┏━━

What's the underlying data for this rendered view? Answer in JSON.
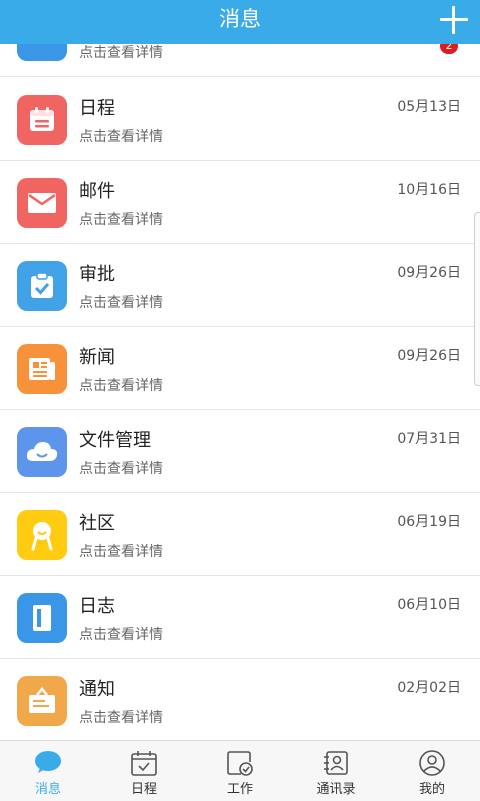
{
  "header": {
    "title": "消息"
  },
  "colors": {
    "accent": "#3aabe9",
    "badge": "#e01b1b"
  },
  "list": {
    "items": [
      {
        "name": "",
        "subtitle": "点击查看详情",
        "date": "",
        "badge": "2",
        "icon": "partial-icon",
        "color": "#3a96e6"
      },
      {
        "name": "日程",
        "subtitle": "点击查看详情",
        "date": "05月13日",
        "icon": "calendar-icon",
        "color": "#f06461"
      },
      {
        "name": "邮件",
        "subtitle": "点击查看详情",
        "date": "10月16日",
        "icon": "mail-icon",
        "color": "#f06461"
      },
      {
        "name": "审批",
        "subtitle": "点击查看详情",
        "date": "09月26日",
        "icon": "clipboard-check-icon",
        "color": "#41a2e8"
      },
      {
        "name": "新闻",
        "subtitle": "点击查看详情",
        "date": "09月26日",
        "icon": "newspaper-icon",
        "color": "#f7923b"
      },
      {
        "name": "文件管理",
        "subtitle": "点击查看详情",
        "date": "07月31日",
        "icon": "cloud-icon",
        "color": "#5d95ec"
      },
      {
        "name": "社区",
        "subtitle": "点击查看详情",
        "date": "06月19日",
        "icon": "community-icon",
        "color": "#ffcc12"
      },
      {
        "name": "日志",
        "subtitle": "点击查看详情",
        "date": "06月10日",
        "icon": "notebook-icon",
        "color": "#3a96e6"
      },
      {
        "name": "通知",
        "subtitle": "点击查看详情",
        "date": "02月02日",
        "icon": "notice-board-icon",
        "color": "#f0a84a"
      }
    ]
  },
  "tabbar": {
    "tabs": [
      {
        "label": "消息",
        "icon": "chat-bubble-icon",
        "active": true
      },
      {
        "label": "日程",
        "icon": "calendar-check-icon",
        "active": false
      },
      {
        "label": "工作",
        "icon": "work-check-icon",
        "active": false
      },
      {
        "label": "通讯录",
        "icon": "contacts-icon",
        "active": false
      },
      {
        "label": "我的",
        "icon": "user-icon",
        "active": false
      }
    ]
  }
}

┗━━

◆ WORK TO DO
Wherever "date" shows up in a line, copy that line.

◆ SOLUTION TO THIS EXERCISE
        "date": "",
        "date": "05月13日",
        "date": "10月16日",
        "date": "09月26日",
        "date": "09月26日",
        "date": "07月31日",
        "date": "06月19日",
        "date": "06月10日",
        "date": "02月02日",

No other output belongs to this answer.